* _Direction_: Return the entries below in their exact form, leaving the pictures out.

----

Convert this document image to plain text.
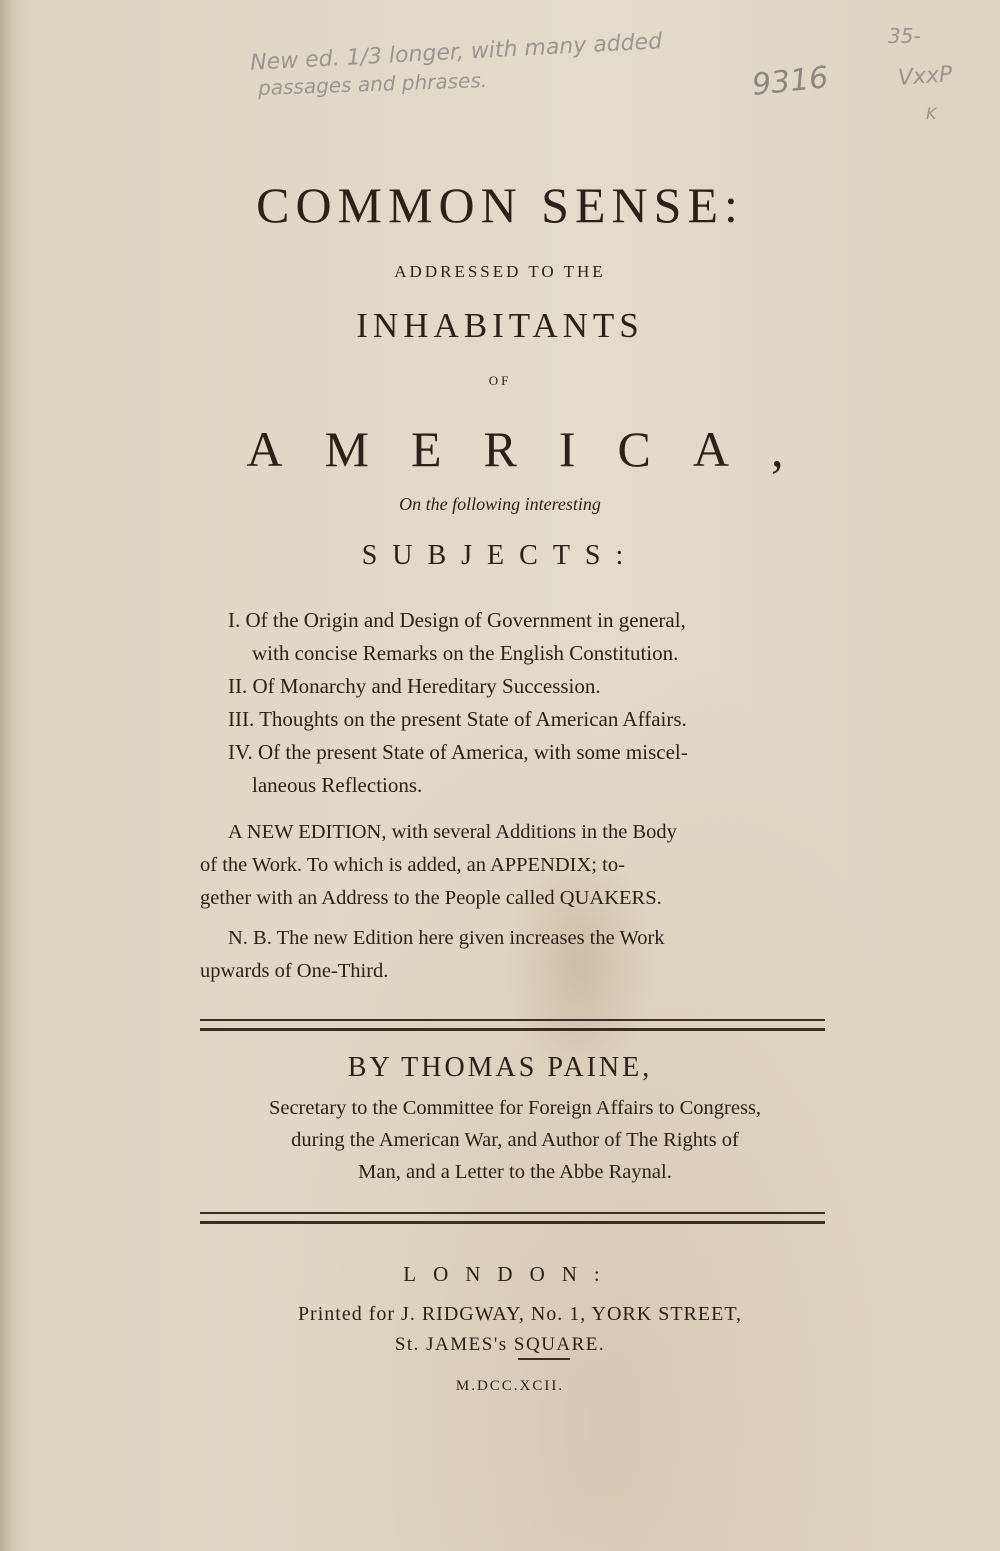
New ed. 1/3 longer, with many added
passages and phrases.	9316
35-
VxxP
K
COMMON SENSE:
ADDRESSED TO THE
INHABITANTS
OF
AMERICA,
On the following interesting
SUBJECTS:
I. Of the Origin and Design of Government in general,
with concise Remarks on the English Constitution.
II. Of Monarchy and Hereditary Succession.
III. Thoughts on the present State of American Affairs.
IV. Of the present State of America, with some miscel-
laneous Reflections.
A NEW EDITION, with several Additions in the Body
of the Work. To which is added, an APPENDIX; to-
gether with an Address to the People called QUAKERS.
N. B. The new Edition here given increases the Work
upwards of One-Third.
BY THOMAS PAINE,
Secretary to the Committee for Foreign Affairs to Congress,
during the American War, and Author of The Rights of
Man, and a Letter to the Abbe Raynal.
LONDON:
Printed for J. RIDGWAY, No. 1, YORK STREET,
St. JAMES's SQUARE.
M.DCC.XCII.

----

* _Response below_:
Convert this document image to plain text.
New ed. 1/3 longer, with many added
passages and phrases.	9316
35-
VxxP
K
COMMON SENSE:
ADDRESSED TO THE
INHABITANTS
OF
AMERICA,
On the following interesting
SUBJECTS:
I. Of the Origin and Design of Government in general,
with concise Remarks on the English Constitution.
II. Of Monarchy and Hereditary Succession.
III. Thoughts on the present State of American Affairs.
IV. Of the present State of America, with some miscel-
laneous Reflections.
A NEW EDITION, with several Additions in the Body
of the Work. To which is added, an APPENDIX; to-
gether with an Address to the People called QUAKERS.
N. B. The new Edition here given increases the Work
upwards of One-Third.
BY THOMAS PAINE,
Secretary to the Committee for Foreign Affairs to Congress,
during the American War, and Author of The Rights of
Man, and a Letter to the Abbe Raynal.
LONDON:
Printed for J. RIDGWAY, No. 1, YORK STREET,
St. JAMES's SQUARE.
M.DCC.XCII.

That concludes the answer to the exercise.